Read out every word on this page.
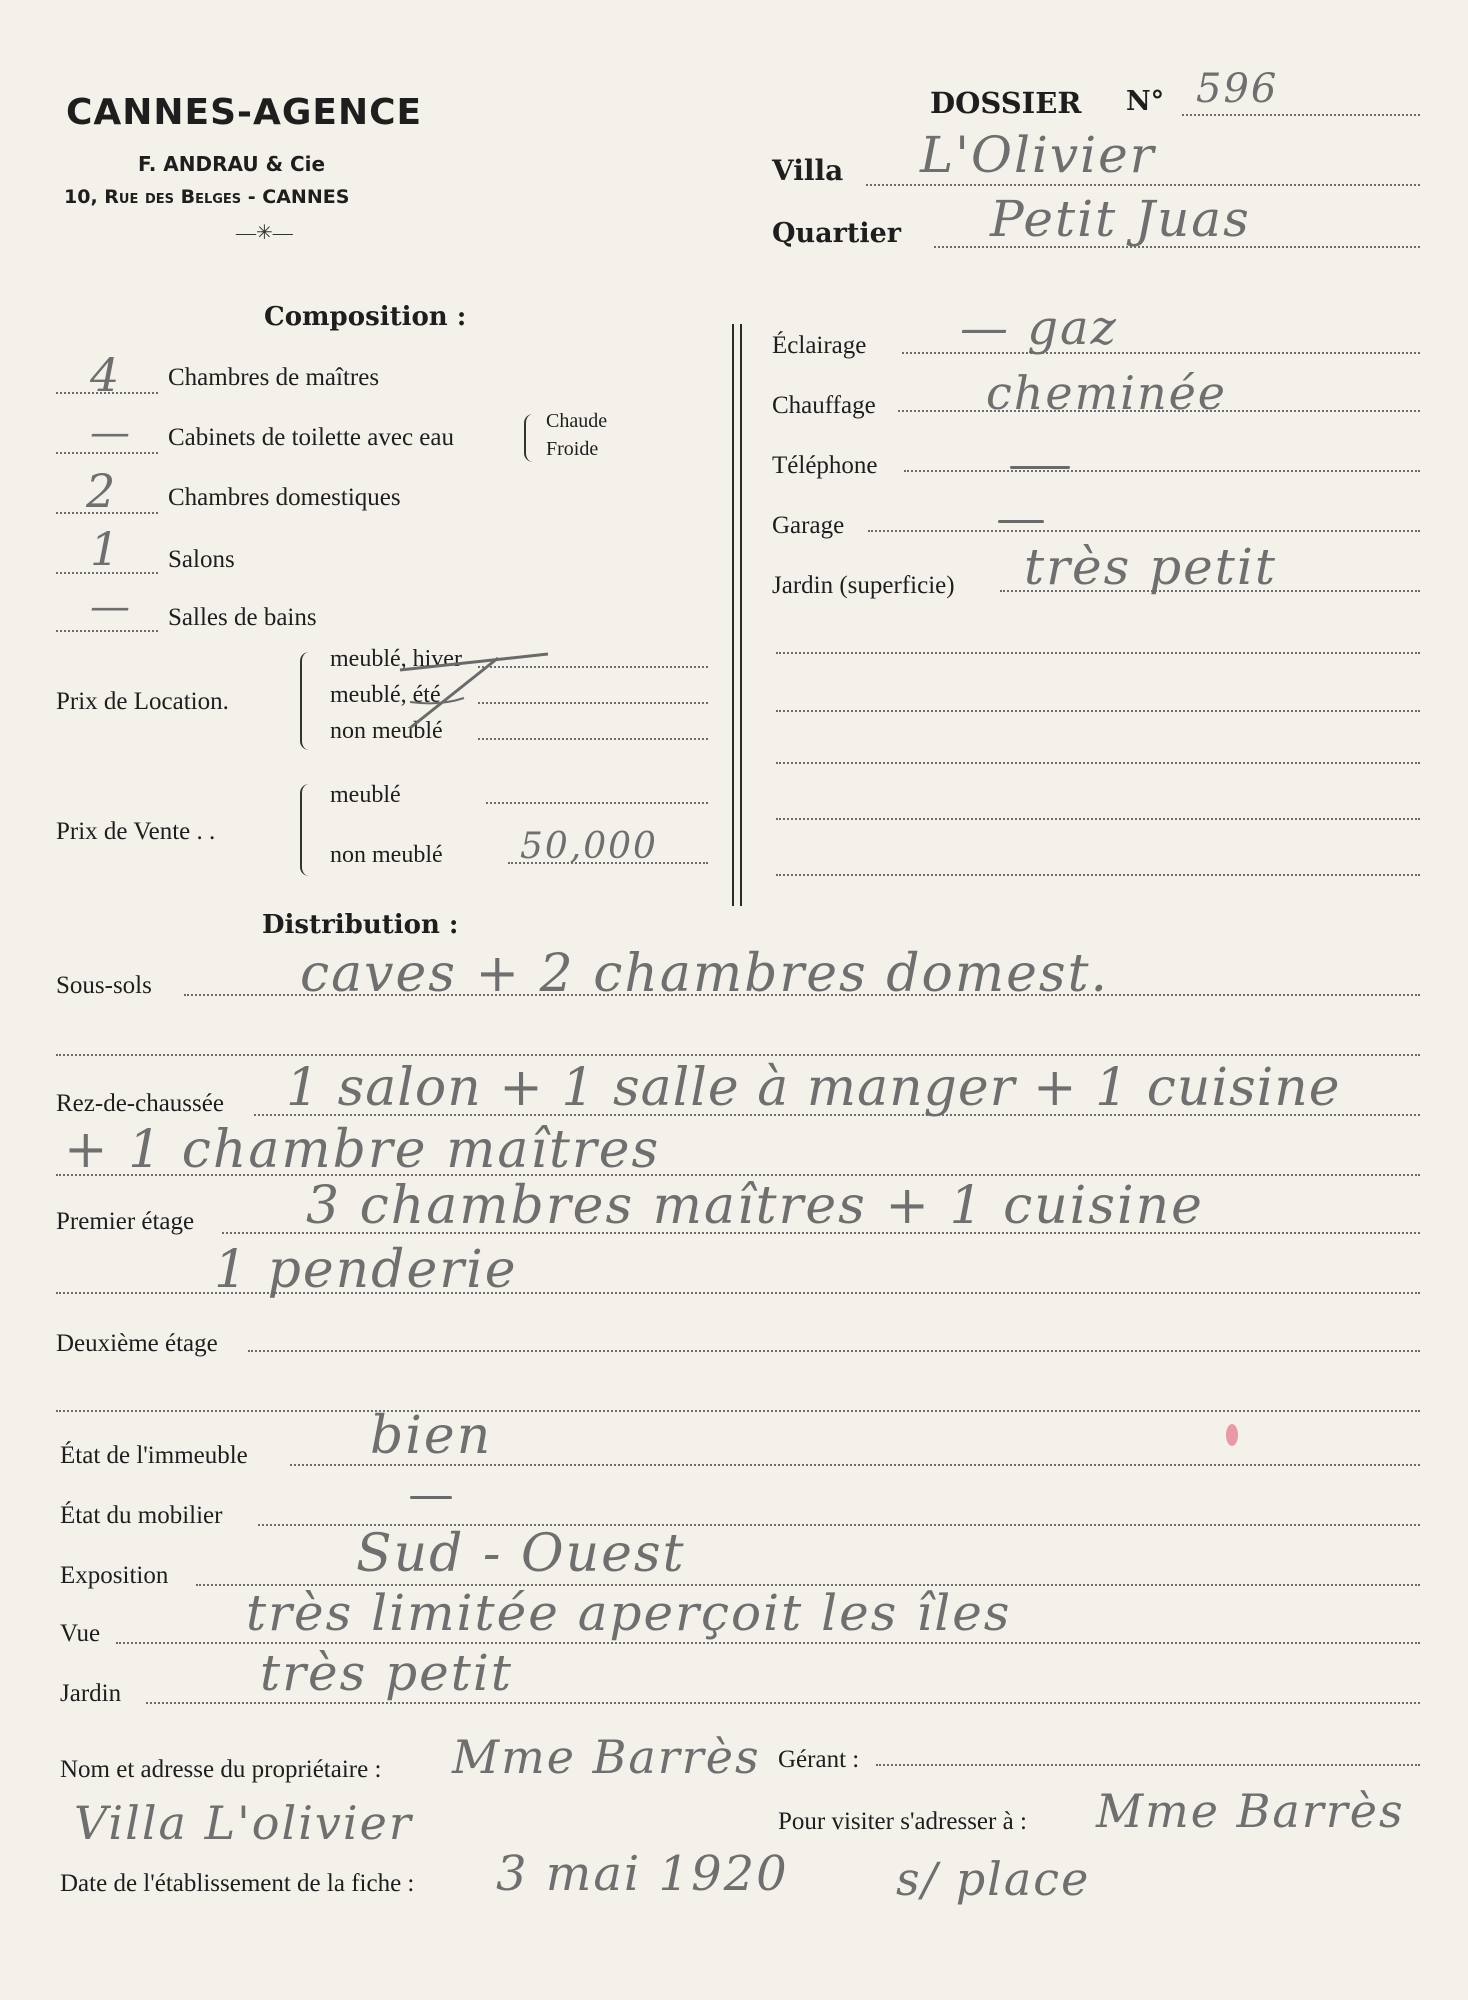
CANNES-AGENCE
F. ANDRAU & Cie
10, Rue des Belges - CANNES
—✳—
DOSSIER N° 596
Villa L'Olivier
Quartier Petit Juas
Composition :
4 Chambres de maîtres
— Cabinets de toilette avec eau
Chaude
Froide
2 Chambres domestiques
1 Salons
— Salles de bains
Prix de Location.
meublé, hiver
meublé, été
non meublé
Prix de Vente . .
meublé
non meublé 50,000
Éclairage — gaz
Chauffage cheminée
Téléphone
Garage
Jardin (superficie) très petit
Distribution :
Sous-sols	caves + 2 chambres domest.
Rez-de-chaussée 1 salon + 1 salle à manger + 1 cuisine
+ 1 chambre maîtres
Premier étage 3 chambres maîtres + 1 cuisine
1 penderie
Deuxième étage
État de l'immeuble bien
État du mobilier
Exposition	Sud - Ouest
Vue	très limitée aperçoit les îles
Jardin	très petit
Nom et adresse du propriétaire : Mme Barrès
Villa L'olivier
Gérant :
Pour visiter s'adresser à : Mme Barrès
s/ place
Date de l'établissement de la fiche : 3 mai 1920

════

● **EXERCISE DESCRIPTION**
Restate each line of the records exactly; pictures do not belong in the copy.

● **EXERCISE ANSWER**
Read out every word on this page.
CANNES-AGENCE
F. ANDRAU & Cie
10, Rue des Belges - CANNES
—✳—
DOSSIER N° 596
Villa L'Olivier
Quartier Petit Juas
Composition :
4 Chambres de maîtres
— Cabinets de toilette avec eau
Chaude
Froide
2 Chambres domestiques
1 Salons
— Salles de bains
Prix de Location.
meublé, hiver
meublé, été
non meublé
Prix de Vente . .
meublé
non meublé 50,000
Éclairage — gaz
Chauffage cheminée
Téléphone
Garage
Jardin (superficie) très petit
Distribution :
Sous-sols	caves + 2 chambres domest.
Rez-de-chaussée 1 salon + 1 salle à manger + 1 cuisine
+ 1 chambre maîtres
Premier étage 3 chambres maîtres + 1 cuisine
1 penderie
Deuxième étage
État de l'immeuble bien
État du mobilier
Exposition	Sud - Ouest
Vue	très limitée aperçoit les îles
Jardin	très petit
Nom et adresse du propriétaire : Mme Barrès
Villa L'olivier
Gérant :
Pour visiter s'adresser à : Mme Barrès
s/ place
Date de l'établissement de la fiche : 3 mai 1920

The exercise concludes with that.